Layout dataset entries
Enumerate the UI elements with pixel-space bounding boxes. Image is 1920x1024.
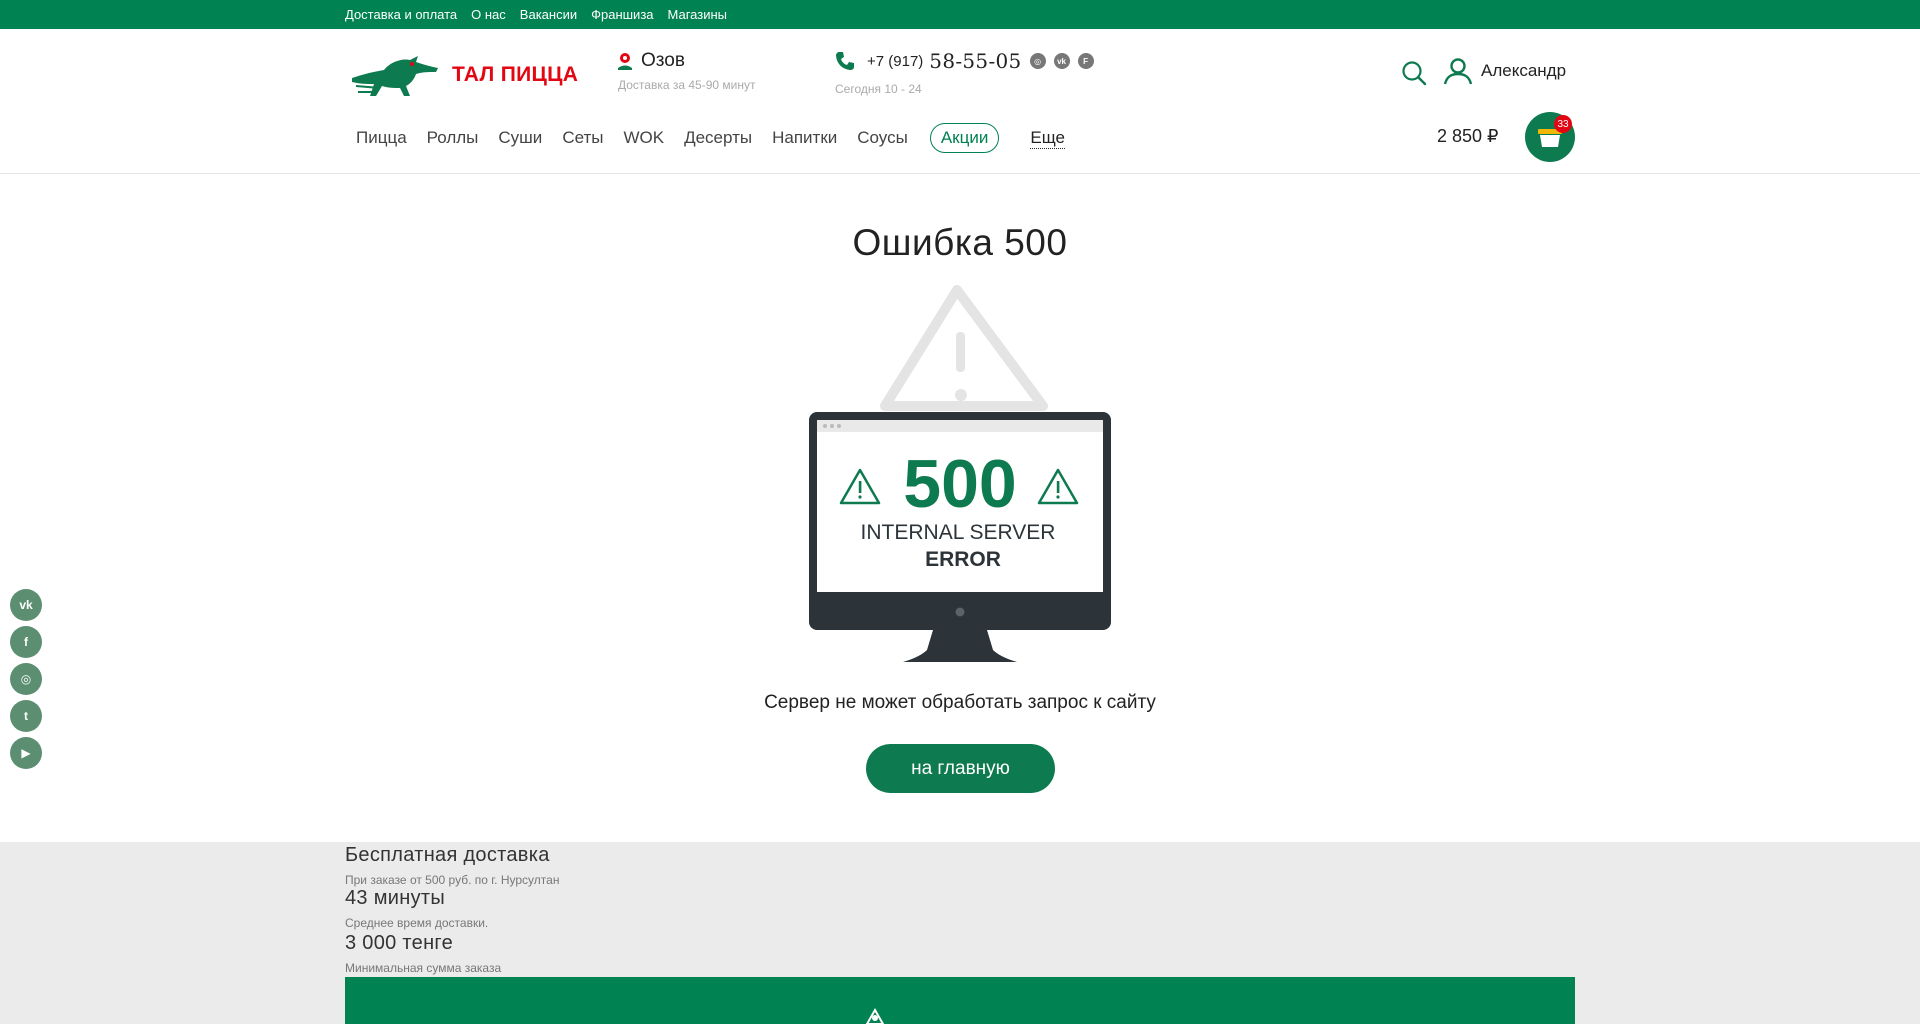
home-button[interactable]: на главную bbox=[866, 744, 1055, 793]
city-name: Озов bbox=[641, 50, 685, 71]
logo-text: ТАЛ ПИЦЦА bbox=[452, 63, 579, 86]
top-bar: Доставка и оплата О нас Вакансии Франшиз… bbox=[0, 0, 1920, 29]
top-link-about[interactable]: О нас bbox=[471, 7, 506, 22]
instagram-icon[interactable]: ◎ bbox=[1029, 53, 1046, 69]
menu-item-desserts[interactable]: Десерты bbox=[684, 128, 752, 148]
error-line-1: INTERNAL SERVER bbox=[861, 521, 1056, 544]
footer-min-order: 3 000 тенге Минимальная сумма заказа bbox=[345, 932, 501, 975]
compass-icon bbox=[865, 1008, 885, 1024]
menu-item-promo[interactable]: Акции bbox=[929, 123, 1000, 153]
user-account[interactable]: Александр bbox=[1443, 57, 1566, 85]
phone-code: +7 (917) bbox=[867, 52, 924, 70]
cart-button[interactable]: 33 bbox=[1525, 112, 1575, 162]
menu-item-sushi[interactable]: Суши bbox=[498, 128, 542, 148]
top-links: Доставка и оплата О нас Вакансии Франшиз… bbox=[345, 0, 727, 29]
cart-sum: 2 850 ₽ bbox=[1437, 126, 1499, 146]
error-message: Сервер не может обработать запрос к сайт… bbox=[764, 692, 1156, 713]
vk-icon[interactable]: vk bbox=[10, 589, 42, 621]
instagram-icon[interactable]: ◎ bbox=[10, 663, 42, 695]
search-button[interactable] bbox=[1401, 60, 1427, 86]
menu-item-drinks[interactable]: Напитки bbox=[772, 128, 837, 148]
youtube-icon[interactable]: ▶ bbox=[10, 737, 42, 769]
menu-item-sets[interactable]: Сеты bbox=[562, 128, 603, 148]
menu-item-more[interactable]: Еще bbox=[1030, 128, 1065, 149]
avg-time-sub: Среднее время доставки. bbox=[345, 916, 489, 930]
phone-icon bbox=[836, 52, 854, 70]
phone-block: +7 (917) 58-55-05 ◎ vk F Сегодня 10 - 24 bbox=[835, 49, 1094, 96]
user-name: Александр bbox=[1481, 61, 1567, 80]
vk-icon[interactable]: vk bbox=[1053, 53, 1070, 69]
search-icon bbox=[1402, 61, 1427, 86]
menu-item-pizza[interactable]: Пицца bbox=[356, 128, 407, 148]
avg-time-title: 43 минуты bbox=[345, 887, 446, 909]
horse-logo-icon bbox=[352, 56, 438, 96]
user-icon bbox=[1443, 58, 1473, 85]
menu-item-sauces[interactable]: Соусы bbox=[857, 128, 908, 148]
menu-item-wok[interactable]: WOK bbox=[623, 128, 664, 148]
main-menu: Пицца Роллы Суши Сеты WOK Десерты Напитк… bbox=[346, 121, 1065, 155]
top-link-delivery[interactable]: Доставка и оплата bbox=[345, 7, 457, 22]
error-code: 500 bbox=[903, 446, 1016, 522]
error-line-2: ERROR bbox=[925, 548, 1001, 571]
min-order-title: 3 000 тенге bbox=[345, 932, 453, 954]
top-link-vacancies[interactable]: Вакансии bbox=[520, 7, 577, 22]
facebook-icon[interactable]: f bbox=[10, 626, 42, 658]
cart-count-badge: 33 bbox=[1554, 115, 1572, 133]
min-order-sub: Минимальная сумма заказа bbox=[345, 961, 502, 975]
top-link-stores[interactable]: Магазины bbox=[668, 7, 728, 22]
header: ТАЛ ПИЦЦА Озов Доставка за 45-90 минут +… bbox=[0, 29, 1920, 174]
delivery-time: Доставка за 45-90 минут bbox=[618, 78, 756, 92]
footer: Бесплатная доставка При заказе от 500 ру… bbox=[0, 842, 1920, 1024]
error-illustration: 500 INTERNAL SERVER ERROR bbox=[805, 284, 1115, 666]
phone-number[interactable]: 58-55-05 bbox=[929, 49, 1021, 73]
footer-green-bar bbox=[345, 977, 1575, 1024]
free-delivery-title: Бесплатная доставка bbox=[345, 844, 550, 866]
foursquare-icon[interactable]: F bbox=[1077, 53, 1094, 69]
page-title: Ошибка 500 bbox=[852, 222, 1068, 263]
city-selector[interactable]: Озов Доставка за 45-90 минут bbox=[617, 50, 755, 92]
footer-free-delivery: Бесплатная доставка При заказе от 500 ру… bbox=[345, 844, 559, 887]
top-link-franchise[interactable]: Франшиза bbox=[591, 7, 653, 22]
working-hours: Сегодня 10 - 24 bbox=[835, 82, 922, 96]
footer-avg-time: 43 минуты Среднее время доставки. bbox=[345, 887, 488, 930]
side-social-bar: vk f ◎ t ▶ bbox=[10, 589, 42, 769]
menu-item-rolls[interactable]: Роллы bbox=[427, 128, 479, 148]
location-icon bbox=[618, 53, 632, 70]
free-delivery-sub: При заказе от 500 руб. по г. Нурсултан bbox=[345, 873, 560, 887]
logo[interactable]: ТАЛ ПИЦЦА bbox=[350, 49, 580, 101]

WHAT TO DO
Reproduce all of the material above line for line, leaving out the pictures.

SOLUTION FOR THIS EXERCISE
Enumerate the UI elements with pixel-space bounding boxes. Image is 1920x1024.
home-button[interactable]: на главную bbox=[866, 744, 1055, 793]
city-name: Озов bbox=[641, 50, 685, 71]
logo-text: ТАЛ ПИЦЦА bbox=[452, 63, 579, 86]
top-bar: Доставка и оплата О нас Вакансии Франшиз… bbox=[0, 0, 1920, 29]
top-link-about[interactable]: О нас bbox=[471, 7, 506, 22]
instagram-icon[interactable]: ◎ bbox=[1029, 53, 1046, 69]
menu-item-desserts[interactable]: Десерты bbox=[684, 128, 752, 148]
error-line-1: INTERNAL SERVER bbox=[861, 521, 1056, 544]
footer-min-order: 3 000 тенге Минимальная сумма заказа bbox=[345, 932, 501, 975]
compass-icon bbox=[865, 1008, 885, 1024]
menu-item-promo[interactable]: Акции bbox=[929, 123, 1000, 153]
user-account[interactable]: Александр bbox=[1443, 57, 1566, 85]
phone-code: +7 (917) bbox=[867, 52, 924, 70]
cart-button[interactable]: 33 bbox=[1525, 112, 1575, 162]
menu-item-sushi[interactable]: Суши bbox=[498, 128, 542, 148]
top-links: Доставка и оплата О нас Вакансии Франшиз… bbox=[345, 0, 727, 29]
cart-sum: 2 850 ₽ bbox=[1437, 126, 1499, 146]
error-message: Сервер не может обработать запрос к сайт… bbox=[764, 692, 1156, 713]
vk-icon[interactable]: vk bbox=[10, 589, 42, 621]
instagram-icon[interactable]: ◎ bbox=[10, 663, 42, 695]
search-button[interactable] bbox=[1401, 60, 1427, 86]
menu-item-drinks[interactable]: Напитки bbox=[772, 128, 837, 148]
youtube-icon[interactable]: ▶ bbox=[10, 737, 42, 769]
menu-item-sets[interactable]: Сеты bbox=[562, 128, 603, 148]
menu-item-more[interactable]: Еще bbox=[1030, 128, 1065, 149]
avg-time-sub: Среднее время доставки. bbox=[345, 916, 489, 930]
phone-icon bbox=[836, 52, 854, 70]
phone-block: +7 (917) 58-55-05 ◎ vk F Сегодня 10 - 24 bbox=[835, 49, 1094, 96]
user-name: Александр bbox=[1481, 61, 1567, 80]
vk-icon[interactable]: vk bbox=[1053, 53, 1070, 69]
search-icon bbox=[1402, 61, 1427, 86]
menu-item-pizza[interactable]: Пицца bbox=[356, 128, 407, 148]
avg-time-title: 43 минуты bbox=[345, 887, 446, 909]
horse-logo-icon bbox=[352, 56, 438, 96]
user-icon bbox=[1443, 58, 1473, 85]
menu-item-sauces[interactable]: Соусы bbox=[857, 128, 908, 148]
menu-item-wok[interactable]: WOK bbox=[623, 128, 664, 148]
main-menu: Пицца Роллы Суши Сеты WOK Десерты Напитк… bbox=[346, 121, 1065, 155]
top-link-delivery[interactable]: Доставка и оплата bbox=[345, 7, 457, 22]
error-code: 500 bbox=[903, 446, 1016, 522]
error-line-2: ERROR bbox=[925, 548, 1001, 571]
min-order-title: 3 000 тенге bbox=[345, 932, 453, 954]
top-link-vacancies[interactable]: Вакансии bbox=[520, 7, 577, 22]
facebook-icon[interactable]: f bbox=[10, 626, 42, 658]
cart-count-badge: 33 bbox=[1554, 115, 1572, 133]
min-order-sub: Минимальная сумма заказа bbox=[345, 961, 502, 975]
top-link-stores[interactable]: Магазины bbox=[668, 7, 728, 22]
header: ТАЛ ПИЦЦА Озов Доставка за 45-90 минут +… bbox=[0, 29, 1920, 174]
delivery-time: Доставка за 45-90 минут bbox=[618, 78, 756, 92]
footer: Бесплатная доставка При заказе от 500 ру… bbox=[0, 842, 1920, 1024]
error-illustration: 500 INTERNAL SERVER ERROR bbox=[805, 284, 1115, 666]
phone-number[interactable]: 58-55-05 bbox=[929, 49, 1021, 73]
footer-green-bar bbox=[345, 977, 1575, 1024]
free-delivery-title: Бесплатная доставка bbox=[345, 844, 550, 866]
foursquare-icon[interactable]: F bbox=[1077, 53, 1094, 69]
page-title: Ошибка 500 bbox=[852, 222, 1068, 263]
city-selector[interactable]: Озов Доставка за 45-90 минут bbox=[617, 50, 755, 92]
footer-free-delivery: Бесплатная доставка При заказе от 500 ру… bbox=[345, 844, 559, 887]
top-link-franchise[interactable]: Франшиза bbox=[591, 7, 653, 22]
working-hours: Сегодня 10 - 24 bbox=[835, 82, 922, 96]
footer-avg-time: 43 минуты Среднее время доставки. bbox=[345, 887, 488, 930]
side-social-bar: vk f ◎ t ▶ bbox=[10, 589, 42, 769]
menu-item-rolls[interactable]: Роллы bbox=[427, 128, 479, 148]
location-icon bbox=[618, 53, 632, 70]
free-delivery-sub: При заказе от 500 руб. по г. Нурсултан bbox=[345, 873, 560, 887]
logo[interactable]: ТАЛ ПИЦЦА bbox=[350, 49, 580, 101]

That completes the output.